-- Objective --
Filter the entries and keep only the lines where the string "JSON" appears.

-- Dataset records --

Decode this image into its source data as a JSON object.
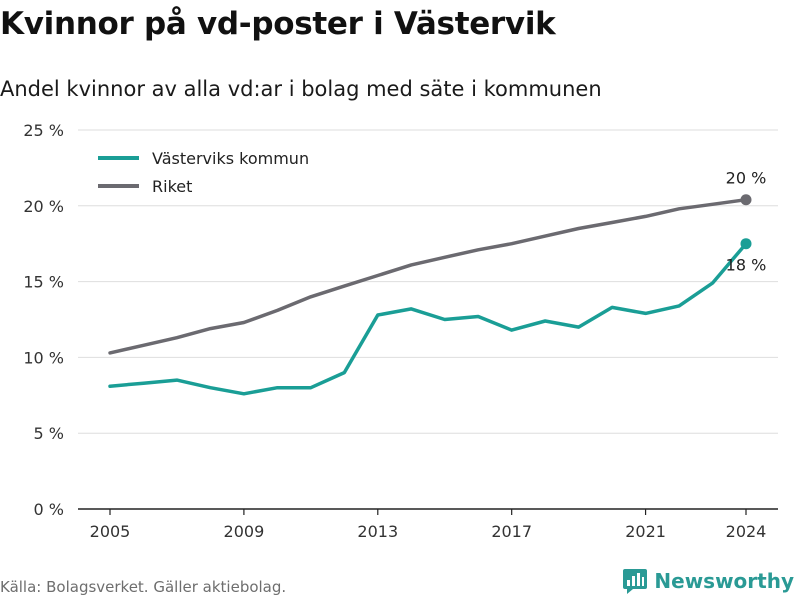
{
  "title": "Kvinnor på vd-poster i Västervik",
  "subtitle": "Andel kvinnor av alla vd:ar i bolag med säte i kommunen",
  "source": "Källa: Bolagsverket. Gäller aktiebolag.",
  "brand": {
    "name": "Newsworthy",
    "icon": "newsworthy-logo-icon",
    "color": "#2a9a95"
  },
  "chart_data": {
    "type": "line",
    "x": [
      2005,
      2006,
      2007,
      2008,
      2009,
      2010,
      2011,
      2012,
      2013,
      2014,
      2015,
      2016,
      2017,
      2018,
      2019,
      2020,
      2021,
      2022,
      2023,
      2024
    ],
    "xticks": [
      2005,
      2009,
      2013,
      2017,
      2021,
      2024
    ],
    "xtick_labels": [
      "2005",
      "2009",
      "2013",
      "2017",
      "2021",
      "2024"
    ],
    "ylim": [
      0,
      25
    ],
    "yticks": [
      0,
      5,
      10,
      15,
      20,
      25
    ],
    "ytick_labels": [
      "0 %",
      "5 %",
      "10 %",
      "15 %",
      "20 %",
      "25 %"
    ],
    "grid": true,
    "legend_position": "top-left",
    "series": [
      {
        "name": "Västerviks kommun",
        "color": "#1a9e96",
        "values": [
          8.1,
          8.3,
          8.5,
          8.0,
          7.6,
          8.0,
          8.0,
          9.0,
          12.8,
          13.2,
          12.5,
          12.7,
          11.8,
          12.4,
          12.0,
          13.3,
          12.9,
          13.4,
          14.9,
          17.5
        ],
        "end_label": "18 %"
      },
      {
        "name": "Riket",
        "color": "#6b6a70",
        "values": [
          10.3,
          10.8,
          11.3,
          11.9,
          12.3,
          13.1,
          14.0,
          14.7,
          15.4,
          16.1,
          16.6,
          17.1,
          17.5,
          18.0,
          18.5,
          18.9,
          19.3,
          19.8,
          20.1,
          20.4
        ],
        "end_label": "20 %"
      }
    ]
  }
}
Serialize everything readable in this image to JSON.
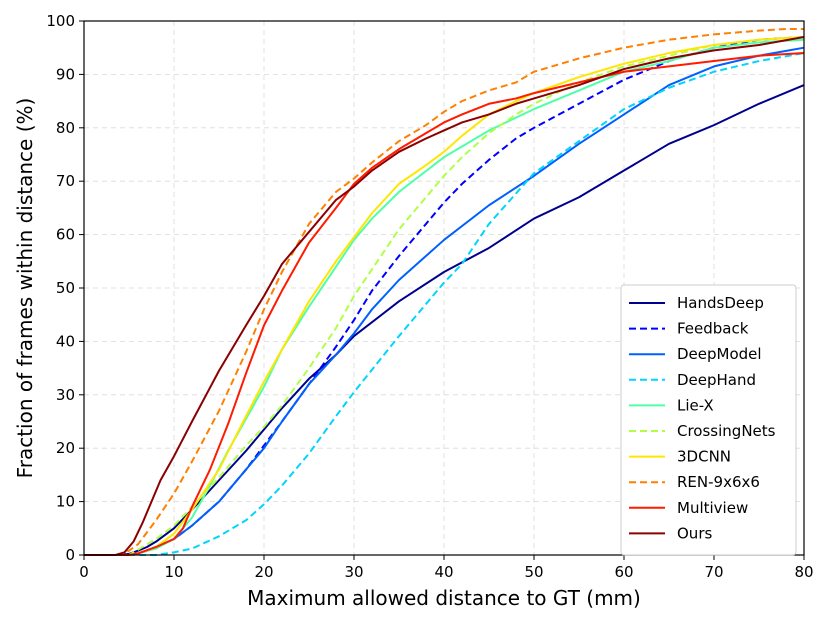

-- Answer to this problem --
Decode this image into its source data as a JSON object.
Serialize everything readable in this image to JSON.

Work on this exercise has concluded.